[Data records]
╭──
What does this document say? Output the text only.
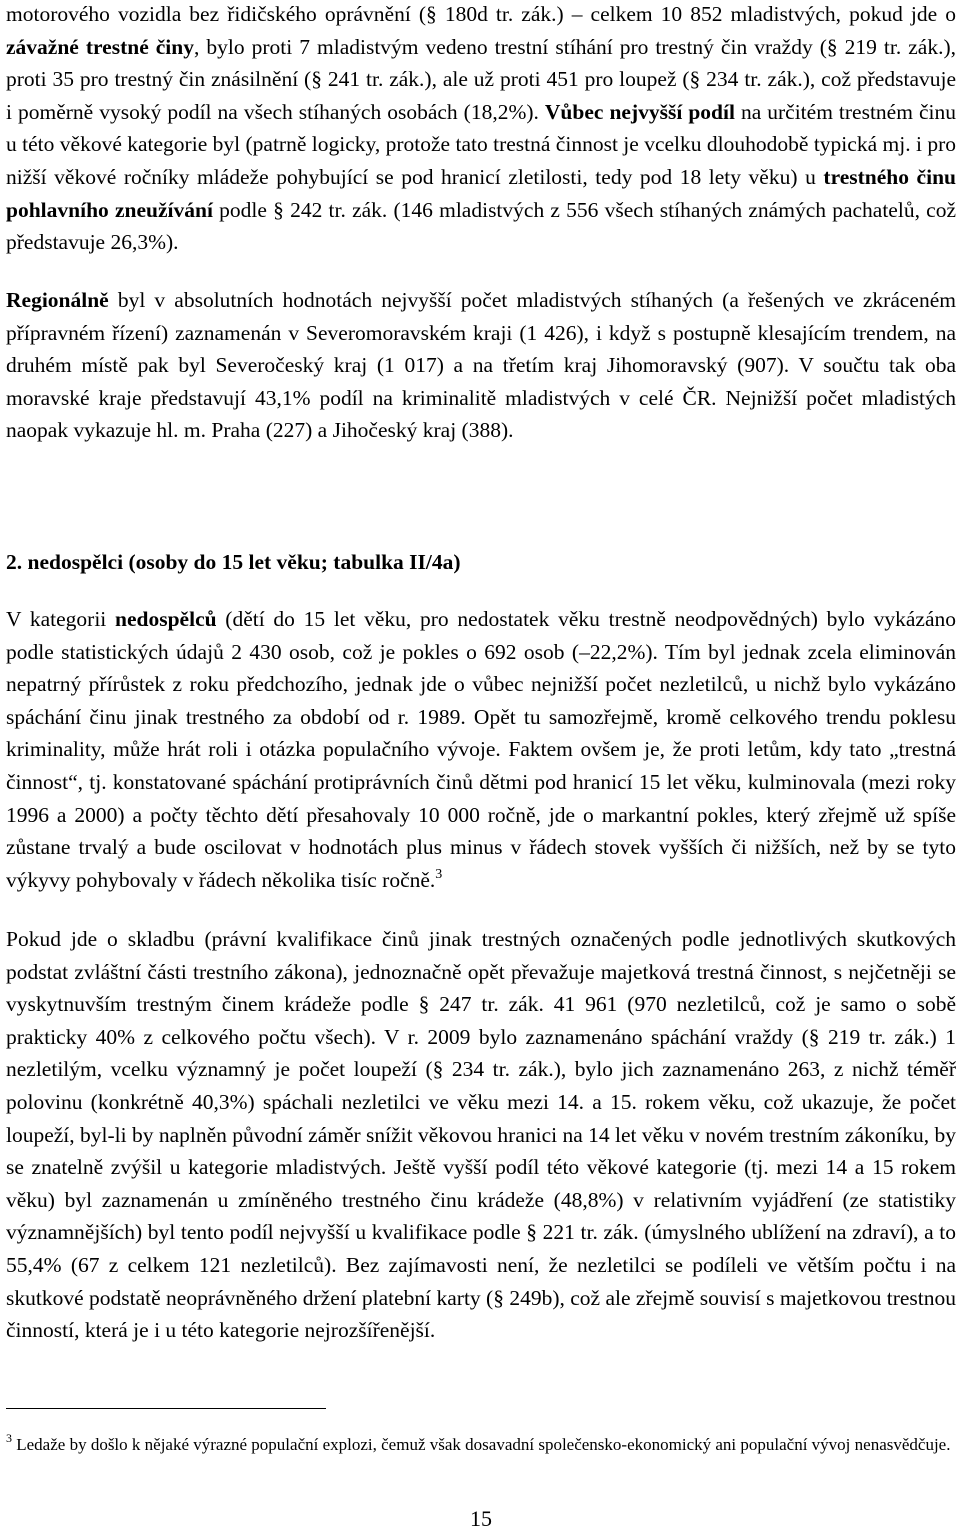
motorového vozidla bez řidičského oprávnění (§ 180d tr. zák.) – celkem 10 852 mladistvých, pokud jde o závažné trestné činy, bylo proti 7 mladistvým vedeno trestní stíhání pro trestný čin vraždy (§ 219 tr. zák.), proti 35 pro trestný čin znásilnění (§ 241 tr. zák.), ale už proti 451 pro loupež (§ 234 tr. zák.), což představuje i poměrně vysoký podíl na všech stíhaných osobách (18,2%). Vůbec nejvyšší podíl na určitém trestném činu u této věkové kategorie byl (patrně logicky, protože tato trestná činnost je vcelku dlouhodobě typická mj. i pro nižší věkové ročníky mládeže pohybující se pod hranicí zletilosti, tedy pod 18 lety věku) u trestného činu pohlavního zneužívání podle § 242 tr. zák. (146 mladistvých z 556 všech stíhaných známých pachatelů, což představuje 26,3%).

Regionálně byl v absolutních hodnotách nejvyšší počet mladistvých stíhaných (a řešených ve zkráceném přípravném řízení) zaznamenán v Severomoravském kraji (1 426), i když s postupně klesajícím trendem, na druhém místě pak byl Severočeský kraj (1 017) a na třetím kraj Jihomoravský (907). V součtu tak oba moravské kraje představují 43,1% podíl na kriminalitě mladistvých v celé ČR. Nejnižší počet mladistých naopak vykazuje hl. m. Praha (227) a Jihočeský kraj (388).

2. nedospělci (osoby do 15 let věku; tabulka II/4a)

V kategorii nedospělců (dětí do 15 let věku, pro nedostatek věku trestně neodpovědných) bylo vykázáno podle statistických údajů 2 430 osob, což je pokles o 692 osob (–22,2%). Tím byl jednak zcela eliminován nepatrný přírůstek z roku předchozího, jednak jde o vůbec nejnižší počet nezletilců, u nichž bylo vykázáno spáchání činu jinak trestného za období od r. 1989. Opět tu samozřejmě, kromě celkového trendu poklesu kriminality, může hrát roli i otázka populačního vývoje. Faktem ovšem je, že proti letům, kdy tato „trestná činnost“, tj. konstatované spáchání protiprávních činů dětmi pod hranicí 15 let věku, kulminovala (mezi roky 1996 a 2000) a počty těchto dětí přesahovaly 10 000 ročně, jde o markantní pokles, který zřejmě už spíše zůstane trvalý a bude oscilovat v hodnotách plus minus v řádech stovek vyšších či nižších, než by se tyto výkyvy pohybovaly v řádech několika tisíc ročně.$^3$

Pokud jde o skladbu (právní kvalifikace činů jinak trestných označených podle jednotlivých skutkových podstat zvláštní části trestního zákona), jednoznačně opět převažuje majetková trestná činnost, s nejčetněji se vyskytnuvším trestným činem krádeže podle § 247 tr. zák. 41 961 (970 nezletilců, což je samo o sobě prakticky 40% z celkového počtu všech). V r. 2009 bylo zaznamenáno spáchání vraždy (§ 219 tr. zák.) 1 nezletilým, vcelku významný je počet loupeží (§ 234 tr. zák.), bylo jich zaznamenáno 263, z nichž téměř polovinu (konkrétně 40,3%) spáchali nezletilci ve věku mezi 14. a 15. rokem věku, což ukazuje, že počet loupeží, byl-li by naplněn původní záměr snížit věkovou hranici na 14 let věku v novém trestním zákoníku, by se znatelně zvýšil u kategorie mladistvých. Ještě vyšší podíl této věkové kategorie (tj. mezi 14 a 15 rokem věku) byl zaznamenán u zmíněného trestného činu krádeže (48,8%) v relativním vyjádření (ze statistiky významnějších) byl tento podíl nejvyšší u kvalifikace podle § 221 tr. zák. (úmyslného ublížení na zdraví), a to 55,4% (67 z celkem 121 nezletilců). Bez zajímavosti není, že nezletilci se podíleli ve větším počtu i na skutkové podstatě neoprávněného držení platební karty (§ 249b), což ale zřejmě souvisí s majetkovou trestnou činností, která je i u této kategorie nejrozšířenější.

$^3$ Ledaže by došlo k nějaké výrazné populační explozi, čemuž však dosavadní společensko-ekonomický ani populační vývoj nenasvědčuje.

15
╰──
Reproduce all of the entries word for word, skipping any pictures they hold.

What does this document say? Output the text only.
motorového vozidla bez řidičského oprávnění (§ 180d tr. zák.) – celkem 10 852 mladistvých, pokud jde o závažné trestné činy, bylo proti 7 mladistvým vedeno trestní stíhání pro trestný čin vraždy (§ 219 tr. zák.), proti 35 pro trestný čin znásilnění (§ 241 tr. zák.), ale už proti 451 pro loupež (§ 234 tr. zák.), což představuje i poměrně vysoký podíl na všech stíhaných osobách (18,2%). Vůbec nejvyšší podíl na určitém trestném činu u této věkové kategorie byl (patrně logicky, protože tato trestná činnost je vcelku dlouhodobě typická mj. i pro nižší věkové ročníky mládeže pohybující se pod hranicí zletilosti, tedy pod 18 lety věku) u trestného činu pohlavního zneužívání podle § 242 tr. zák. (146 mladistvých z 556 všech stíhaných známých pachatelů, což představuje 26,3%).

Regionálně byl v absolutních hodnotách nejvyšší počet mladistvých stíhaných (a řešených ve zkráceném přípravném řízení) zaznamenán v Severomoravském kraji (1 426), i když s postupně klesajícím trendem, na druhém místě pak byl Severočeský kraj (1 017) a na třetím kraj Jihomoravský (907). V součtu tak oba moravské kraje představují 43,1% podíl na kriminalitě mladistvých v celé ČR. Nejnižší počet mladistých naopak vykazuje hl. m. Praha (227) a Jihočeský kraj (388).

2. nedospělci (osoby do 15 let věku; tabulka II/4a)

V kategorii nedospělců (dětí do 15 let věku, pro nedostatek věku trestně neodpovědných) bylo vykázáno podle statistických údajů 2 430 osob, což je pokles o 692 osob (–22,2%). Tím byl jednak zcela eliminován nepatrný přírůstek z roku předchozího, jednak jde o vůbec nejnižší počet nezletilců, u nichž bylo vykázáno spáchání činu jinak trestného za období od r. 1989. Opět tu samozřejmě, kromě celkového trendu poklesu kriminality, může hrát roli i otázka populačního vývoje. Faktem ovšem je, že proti letům, kdy tato „trestná činnost“, tj. konstatované spáchání protiprávních činů dětmi pod hranicí 15 let věku, kulminovala (mezi roky 1996 a 2000) a počty těchto dětí přesahovaly 10 000 ročně, jde o markantní pokles, který zřejmě už spíše zůstane trvalý a bude oscilovat v hodnotách plus minus v řádech stovek vyšších či nižších, než by se tyto výkyvy pohybovaly v řádech několika tisíc ročně.$^3$

Pokud jde o skladbu (právní kvalifikace činů jinak trestných označených podle jednotlivých skutkových podstat zvláštní části trestního zákona), jednoznačně opět převažuje majetková trestná činnost, s nejčetněji se vyskytnuvším trestným činem krádeže podle § 247 tr. zák. 41 961 (970 nezletilců, což je samo o sobě prakticky 40% z celkového počtu všech). V r. 2009 bylo zaznamenáno spáchání vraždy (§ 219 tr. zák.) 1 nezletilým, vcelku významný je počet loupeží (§ 234 tr. zák.), bylo jich zaznamenáno 263, z nichž téměř polovinu (konkrétně 40,3%) spáchali nezletilci ve věku mezi 14. a 15. rokem věku, což ukazuje, že počet loupeží, byl-li by naplněn původní záměr snížit věkovou hranici na 14 let věku v novém trestním zákoníku, by se znatelně zvýšil u kategorie mladistvých. Ještě vyšší podíl této věkové kategorie (tj. mezi 14 a 15 rokem věku) byl zaznamenán u zmíněného trestného činu krádeže (48,8%) v relativním vyjádření (ze statistiky významnějších) byl tento podíl nejvyšší u kvalifikace podle § 221 tr. zák. (úmyslného ublížení na zdraví), a to 55,4% (67 z celkem 121 nezletilců). Bez zajímavosti není, že nezletilci se podíleli ve větším počtu i na skutkové podstatě neoprávněného držení platební karty (§ 249b), což ale zřejmě souvisí s majetkovou trestnou činností, která je i u této kategorie nejrozšířenější.

$^3$ Ledaže by došlo k nějaké výrazné populační explozi, čemuž však dosavadní společensko-ekonomický ani populační vývoj nenasvědčuje.

15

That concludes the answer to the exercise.